Records for the task:
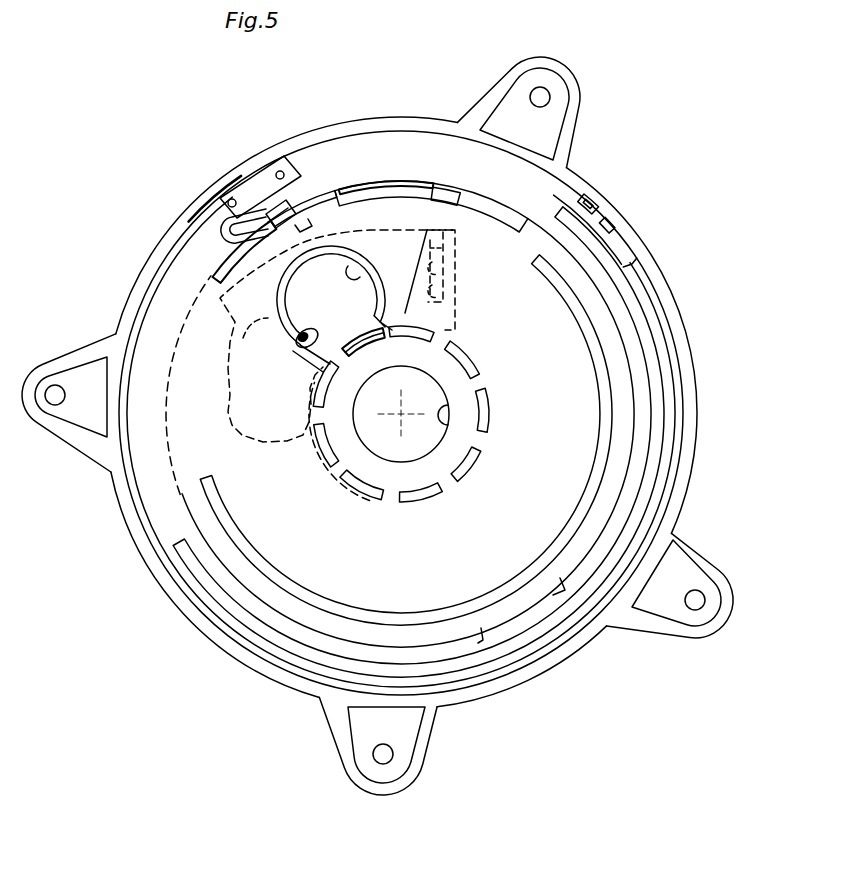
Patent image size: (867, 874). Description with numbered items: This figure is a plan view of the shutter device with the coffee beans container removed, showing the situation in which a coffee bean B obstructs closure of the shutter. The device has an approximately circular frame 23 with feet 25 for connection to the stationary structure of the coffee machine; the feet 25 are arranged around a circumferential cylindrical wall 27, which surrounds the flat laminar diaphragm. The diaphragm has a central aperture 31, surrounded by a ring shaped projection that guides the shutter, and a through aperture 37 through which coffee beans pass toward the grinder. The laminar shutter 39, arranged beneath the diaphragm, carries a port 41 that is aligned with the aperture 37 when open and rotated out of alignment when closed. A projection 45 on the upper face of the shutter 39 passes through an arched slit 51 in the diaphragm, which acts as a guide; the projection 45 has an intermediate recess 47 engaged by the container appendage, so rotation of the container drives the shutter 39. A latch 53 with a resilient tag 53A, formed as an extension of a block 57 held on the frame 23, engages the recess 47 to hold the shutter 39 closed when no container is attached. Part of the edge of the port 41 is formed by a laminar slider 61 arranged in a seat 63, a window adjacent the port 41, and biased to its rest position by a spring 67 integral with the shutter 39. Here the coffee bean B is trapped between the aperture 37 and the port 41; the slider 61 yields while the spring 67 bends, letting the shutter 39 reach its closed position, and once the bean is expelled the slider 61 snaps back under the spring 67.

The frame 23 is at (246, 688).
The feet 25 is at (557, 101).
The circumferential cylindrical wall 27 is at (178, 600).
The central aperture 31 is at (447, 423).
The through aperture 37 is at (373, 272).
The shutter 39 is at (430, 193).
The port 41 is at (297, 318).
The coffee bean B is at (307, 333).
The projection 45 is at (317, 203).
The intermediate recess 47 is at (300, 233).
The arched slit 51 is at (487, 204).
The latch 53 is at (245, 219).
The resilient tag 53A is at (276, 214).
The block 57 is at (243, 187).
The laminar slider 61 is at (392, 197).
The seat 63 is at (460, 300).
The spring 67 is at (448, 259).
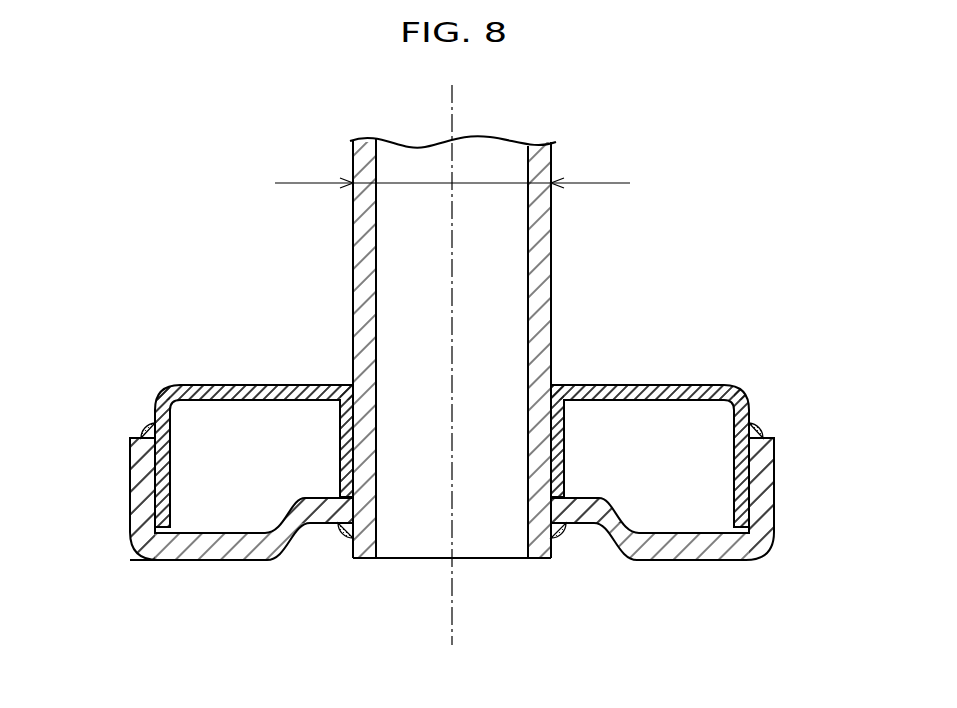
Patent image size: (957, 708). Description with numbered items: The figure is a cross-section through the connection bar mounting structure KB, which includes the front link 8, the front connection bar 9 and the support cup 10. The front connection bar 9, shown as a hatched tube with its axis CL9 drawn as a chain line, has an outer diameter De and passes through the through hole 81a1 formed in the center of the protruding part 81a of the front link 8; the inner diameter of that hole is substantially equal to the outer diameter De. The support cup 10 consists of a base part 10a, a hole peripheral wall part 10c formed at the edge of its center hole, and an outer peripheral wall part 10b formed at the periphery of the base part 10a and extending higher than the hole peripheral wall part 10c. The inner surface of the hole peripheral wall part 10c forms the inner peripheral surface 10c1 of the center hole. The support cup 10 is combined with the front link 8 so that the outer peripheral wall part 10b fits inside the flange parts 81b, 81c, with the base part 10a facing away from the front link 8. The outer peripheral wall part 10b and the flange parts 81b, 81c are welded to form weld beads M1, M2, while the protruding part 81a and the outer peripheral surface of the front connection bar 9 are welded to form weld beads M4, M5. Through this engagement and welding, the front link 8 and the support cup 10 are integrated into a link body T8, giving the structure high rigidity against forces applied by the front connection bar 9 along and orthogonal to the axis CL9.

The front link 8 is at (451, 548).
The front connection bar 9 is at (553, 248).
The support cup 10 is at (452, 464).
The base part 10a is at (607, 383).
The outer peripheral wall part 10b is at (175, 432).
The hole peripheral wall part 10c is at (340, 470).
The inner peripheral surface 10c1 is at (354, 452).
The protruding part 81a is at (578, 526).
The through hole 81a1 is at (551, 512).
The flange part 81b is at (130, 480).
The flange part 81c is at (777, 480).
The axis CL9 is at (452, 107).
The outer diameter De is at (452, 168).
The connection bar mounting structure KB is at (317, 357).
The link body T8 is at (198, 343).
The weld bead M1 is at (146, 420).
The weld bead M2 is at (758, 420).
The weld bead M4 is at (347, 540).
The weld bead M5 is at (566, 532).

Task brief:
Write out, word for word, the lines between the one holding "Patent image size: (957, 708)." and the one holding "The weld bead M4 is at (347, 540).", including both of those lines.

Response to this task:
Patent image size: (957, 708). Description with numbered items: The figure is a cross-section through the connection bar mounting structure KB, which includes the front link 8, the front connection bar 9 and the support cup 10. The front connection bar 9, shown as a hatched tube with its axis CL9 drawn as a chain line, has an outer diameter De and passes through the through hole 81a1 formed in the center of the protruding part 81a of the front link 8; the inner diameter of that hole is substantially equal to the outer diameter De. The support cup 10 consists of a base part 10a, a hole peripheral wall part 10c formed at the edge of its center hole, and an outer peripheral wall part 10b formed at the periphery of the base part 10a and extending higher than the hole peripheral wall part 10c. The inner surface of the hole peripheral wall part 10c forms the inner peripheral surface 10c1 of the center hole. The support cup 10 is combined with the front link 8 so that the outer peripheral wall part 10b fits inside the flange parts 81b, 81c, with the base part 10a facing away from the front link 8. The outer peripheral wall part 10b and the flange parts 81b, 81c are welded to form weld beads M1, M2, while the protruding part 81a and the outer peripheral surface of the front connection bar 9 are welded to form weld beads M4, M5. Through this engagement and welding, the front link 8 and the support cup 10 are integrated into a link body T8, giving the structure high rigidity against forces applied by the front connection bar 9 along and orthogonal to the axis CL9.

The front link 8 is at (451, 548).
The front connection bar 9 is at (553, 248).
The support cup 10 is at (452, 464).
The base part 10a is at (607, 383).
The outer peripheral wall part 10b is at (175, 432).
The hole peripheral wall part 10c is at (340, 470).
The inner peripheral surface 10c1 is at (354, 452).
The protruding part 81a is at (578, 526).
The through hole 81a1 is at (551, 512).
The flange part 81b is at (130, 480).
The flange part 81c is at (777, 480).
The axis CL9 is at (452, 107).
The outer diameter De is at (452, 168).
The connection bar mounting structure KB is at (317, 357).
The link body T8 is at (198, 343).
The weld bead M1 is at (146, 420).
The weld bead M2 is at (758, 420).
The weld bead M4 is at (347, 540).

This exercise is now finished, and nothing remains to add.